| Dataset records on visual material |
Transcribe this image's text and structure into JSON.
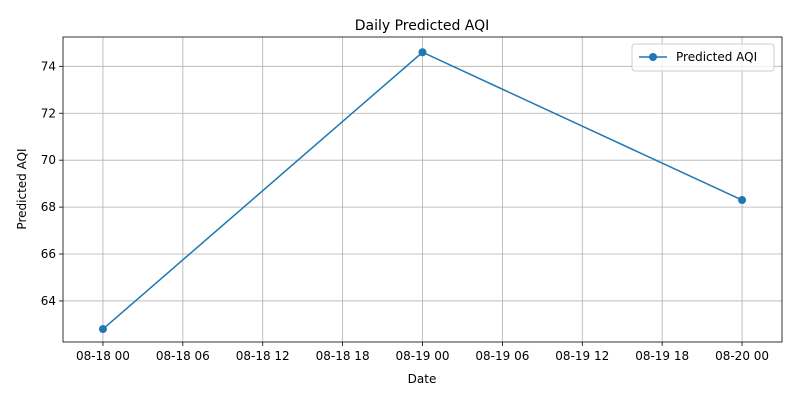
{
  "chart_data": {
    "type": "line",
    "title": "Daily Predicted AQI",
    "xlabel": "Date",
    "ylabel": "Predicted AQI",
    "x_tick_labels": [
      "08-18 00",
      "08-18 06",
      "08-18 12",
      "08-18 18",
      "08-19 00",
      "08-19 06",
      "08-19 12",
      "08-19 18",
      "08-20 00"
    ],
    "y_ticks": [
      64,
      66,
      68,
      70,
      72,
      74
    ],
    "xlim": [
      "2024-08-17 21:00",
      "2024-08-20 03:00"
    ],
    "ylim": [
      62.25,
      75.25
    ],
    "grid": true,
    "legend_position": "upper right",
    "series": [
      {
        "name": "Predicted AQI",
        "color": "#1f77b4",
        "marker": "circle",
        "points": [
          {
            "x": "2024-08-18 00:00",
            "y": 62.8
          },
          {
            "x": "2024-08-19 00:00",
            "y": 74.6
          },
          {
            "x": "2024-08-20 00:00",
            "y": 68.3
          }
        ]
      }
    ]
  }
}
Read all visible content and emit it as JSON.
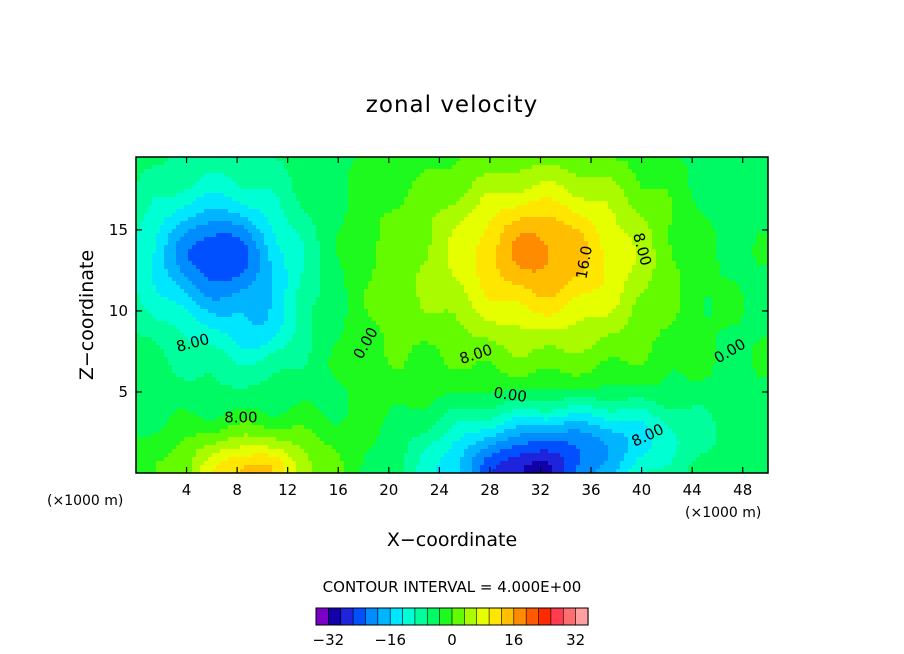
{
  "chart_data": {
    "type": "heatmap",
    "title": "zonal velocity",
    "xlabel": "X−coordinate",
    "ylabel": "Z−coordinate",
    "x_unit": "(×1000 m)",
    "z_unit": "(×1000 m)",
    "xlim": [
      0,
      50
    ],
    "ylim": [
      0,
      19.5
    ],
    "x_ticks": [
      4,
      8,
      12,
      16,
      20,
      24,
      28,
      32,
      36,
      40,
      44,
      48
    ],
    "x_tick_labels": [
      "4",
      "8",
      "12",
      "16",
      "20",
      "24",
      "28",
      "32",
      "36",
      "40",
      "44",
      "48"
    ],
    "y_ticks": [
      5,
      10,
      15
    ],
    "y_tick_labels": [
      "5",
      "10",
      "15"
    ],
    "contour_interval_text": "CONTOUR INTERVAL = 4.000E+00",
    "contour_interval": 4,
    "contour_labels": [
      {
        "text": "8.00",
        "x": 4.5,
        "z": 8.0,
        "angle": 15
      },
      {
        "text": "8.00",
        "x": 8.3,
        "z": 3.4,
        "angle": 0
      },
      {
        "text": "0.00",
        "x": 18.2,
        "z": 8.0,
        "angle": 60
      },
      {
        "text": "8.00",
        "x": 26.9,
        "z": 7.3,
        "angle": 18
      },
      {
        "text": "0.00",
        "x": 29.6,
        "z": 4.8,
        "angle": -8
      },
      {
        "text": "16.0",
        "x": 35.5,
        "z": 13.0,
        "angle": 80
      },
      {
        "text": "8.00",
        "x": 40.0,
        "z": 13.8,
        "angle": -75
      },
      {
        "text": "0.00",
        "x": 47.0,
        "z": 7.5,
        "angle": 30
      },
      {
        "text": "8.00",
        "x": 40.5,
        "z": 2.3,
        "angle": 25
      }
    ],
    "colorbar": {
      "min": -36,
      "max": 36,
      "step": 4,
      "tick_values": [
        -32,
        -16,
        0,
        16,
        32
      ],
      "tick_labels": [
        "−32",
        "−16",
        "0",
        "16",
        "32"
      ],
      "colors": [
        "#7a00c8",
        "#1200a8",
        "#1e24dc",
        "#0050ff",
        "#008cff",
        "#00b4ff",
        "#00e6ff",
        "#00ffd2",
        "#00ff9c",
        "#00fa64",
        "#1efa1e",
        "#64fa00",
        "#aafa00",
        "#e6ff00",
        "#ffe600",
        "#ffbe00",
        "#ff8c00",
        "#ff5a00",
        "#ff2a00",
        "#ff3c50",
        "#ff6e6e",
        "#ffa0a0"
      ]
    },
    "features": [
      {
        "x": 6,
        "z": 13.2,
        "amp": -18,
        "sx": 4.5,
        "sz": 3.0
      },
      {
        "x": 6.5,
        "z": 13.8,
        "amp": -6,
        "sx": 2.3,
        "sz": 1.5
      },
      {
        "x": 10,
        "z": 8.5,
        "amp": -5,
        "sx": 1.8,
        "sz": 1.2
      },
      {
        "x": 10,
        "z": 10.5,
        "amp": -4,
        "sx": 3.0,
        "sz": 2.5
      },
      {
        "x": 32,
        "z": 13.5,
        "amp": 17,
        "sx": 6.0,
        "sz": 3.8
      },
      {
        "x": 31.5,
        "z": 14.0,
        "amp": 4,
        "sx": 2.5,
        "sz": 1.8
      },
      {
        "x": 9,
        "z": 0.2,
        "amp": 20,
        "sx": 4.5,
        "sz": 2.0
      },
      {
        "x": 9,
        "z": 0.0,
        "amp": 6,
        "sx": 2.0,
        "sz": 0.8
      },
      {
        "x": 31,
        "z": 0.3,
        "amp": -26,
        "sx": 5.5,
        "sz": 2.2
      },
      {
        "x": 31,
        "z": 0.0,
        "amp": -6,
        "sx": 2.5,
        "sz": 0.8
      },
      {
        "x": 38,
        "z": 2.5,
        "amp": -10,
        "sx": 5.0,
        "sz": 1.5
      },
      {
        "x": 20,
        "z": 9,
        "amp": 2,
        "sx": 2.0,
        "sz": 8.0
      },
      {
        "x": 46,
        "z": 14,
        "amp": -3,
        "sx": 3.5,
        "sz": 6.0
      }
    ]
  }
}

| Brief |
Any pictures should be dropped; transcribe the rest of the records above exactly.

| Correct answer |
Transcribe this image's text and structure into JSON.
{
  "chart_data": {
    "type": "line",
    "title": "Daily Predicted AQI",
    "xlabel": "Date",
    "ylabel": "Predicted AQI",
    "x_tick_labels": [
      "08-18 00",
      "08-18 06",
      "08-18 12",
      "08-18 18",
      "08-19 00",
      "08-19 06",
      "08-19 12",
      "08-19 18",
      "08-20 00"
    ],
    "y_ticks": [
      64,
      66,
      68,
      70,
      72,
      74
    ],
    "xlim": [
      "2024-08-17 21:00",
      "2024-08-20 03:00"
    ],
    "ylim": [
      62.25,
      75.25
    ],
    "grid": true,
    "legend_position": "upper right",
    "series": [
      {
        "name": "Predicted AQI",
        "color": "#1f77b4",
        "marker": "circle",
        "points": [
          {
            "x": "2024-08-18 00:00",
            "y": 62.8
          },
          {
            "x": "2024-08-19 00:00",
            "y": 74.6
          },
          {
            "x": "2024-08-20 00:00",
            "y": 68.3
          }
        ]
      }
    ]
  }
}
Read all visible content and emit it as JSON.
{
  "chart_data": {
    "type": "heatmap",
    "title": "zonal velocity",
    "xlabel": "X−coordinate",
    "ylabel": "Z−coordinate",
    "x_unit": "(×1000 m)",
    "z_unit": "(×1000 m)",
    "xlim": [
      0,
      50
    ],
    "ylim": [
      0,
      19.5
    ],
    "x_ticks": [
      4,
      8,
      12,
      16,
      20,
      24,
      28,
      32,
      36,
      40,
      44,
      48
    ],
    "x_tick_labels": [
      "4",
      "8",
      "12",
      "16",
      "20",
      "24",
      "28",
      "32",
      "36",
      "40",
      "44",
      "48"
    ],
    "y_ticks": [
      5,
      10,
      15
    ],
    "y_tick_labels": [
      "5",
      "10",
      "15"
    ],
    "contour_interval_text": "CONTOUR INTERVAL = 4.000E+00",
    "contour_interval": 4,
    "contour_labels": [
      {
        "text": "8.00",
        "x": 4.5,
        "z": 8.0,
        "angle": 15
      },
      {
        "text": "8.00",
        "x": 8.3,
        "z": 3.4,
        "angle": 0
      },
      {
        "text": "0.00",
        "x": 18.2,
        "z": 8.0,
        "angle": 60
      },
      {
        "text": "8.00",
        "x": 26.9,
        "z": 7.3,
        "angle": 18
      },
      {
        "text": "0.00",
        "x": 29.6,
        "z": 4.8,
        "angle": -8
      },
      {
        "text": "16.0",
        "x": 35.5,
        "z": 13.0,
        "angle": 80
      },
      {
        "text": "8.00",
        "x": 40.0,
        "z": 13.8,
        "angle": -75
      },
      {
        "text": "0.00",
        "x": 47.0,
        "z": 7.5,
        "angle": 30
      },
      {
        "text": "8.00",
        "x": 40.5,
        "z": 2.3,
        "angle": 25
      }
    ],
    "colorbar": {
      "min": -36,
      "max": 36,
      "step": 4,
      "tick_values": [
        -32,
        -16,
        0,
        16,
        32
      ],
      "tick_labels": [
        "−32",
        "−16",
        "0",
        "16",
        "32"
      ],
      "colors": [
        "#7a00c8",
        "#1200a8",
        "#1e24dc",
        "#0050ff",
        "#008cff",
        "#00b4ff",
        "#00e6ff",
        "#00ffd2",
        "#00ff9c",
        "#00fa64",
        "#1efa1e",
        "#64fa00",
        "#aafa00",
        "#e6ff00",
        "#ffe600",
        "#ffbe00",
        "#ff8c00",
        "#ff5a00",
        "#ff2a00",
        "#ff3c50",
        "#ff6e6e",
        "#ffa0a0"
      ]
    },
    "features": [
      {
        "x": 6,
        "z": 13.2,
        "amp": -18,
        "sx": 4.5,
        "sz": 3.0
      },
      {
        "x": 6.5,
        "z": 13.8,
        "amp": -6,
        "sx": 2.3,
        "sz": 1.5
      },
      {
        "x": 10,
        "z": 8.5,
        "amp": -5,
        "sx": 1.8,
        "sz": 1.2
      },
      {
        "x": 10,
        "z": 10.5,
        "amp": -4,
        "sx": 3.0,
        "sz": 2.5
      },
      {
        "x": 32,
        "z": 13.5,
        "amp": 17,
        "sx": 6.0,
        "sz": 3.8
      },
      {
        "x": 31.5,
        "z": 14.0,
        "amp": 4,
        "sx": 2.5,
        "sz": 1.8
      },
      {
        "x": 9,
        "z": 0.2,
        "amp": 20,
        "sx": 4.5,
        "sz": 2.0
      },
      {
        "x": 9,
        "z": 0.0,
        "amp": 6,
        "sx": 2.0,
        "sz": 0.8
      },
      {
        "x": 31,
        "z": 0.3,
        "amp": -26,
        "sx": 5.5,
        "sz": 2.2
      },
      {
        "x": 31,
        "z": 0.0,
        "amp": -6,
        "sx": 2.5,
        "sz": 0.8
      },
      {
        "x": 38,
        "z": 2.5,
        "amp": -10,
        "sx": 5.0,
        "sz": 1.5
      },
      {
        "x": 20,
        "z": 9,
        "amp": 2,
        "sx": 2.0,
        "sz": 8.0
      },
      {
        "x": 46,
        "z": 14,
        "amp": -3,
        "sx": 3.5,
        "sz": 6.0
      }
    ]
  }
}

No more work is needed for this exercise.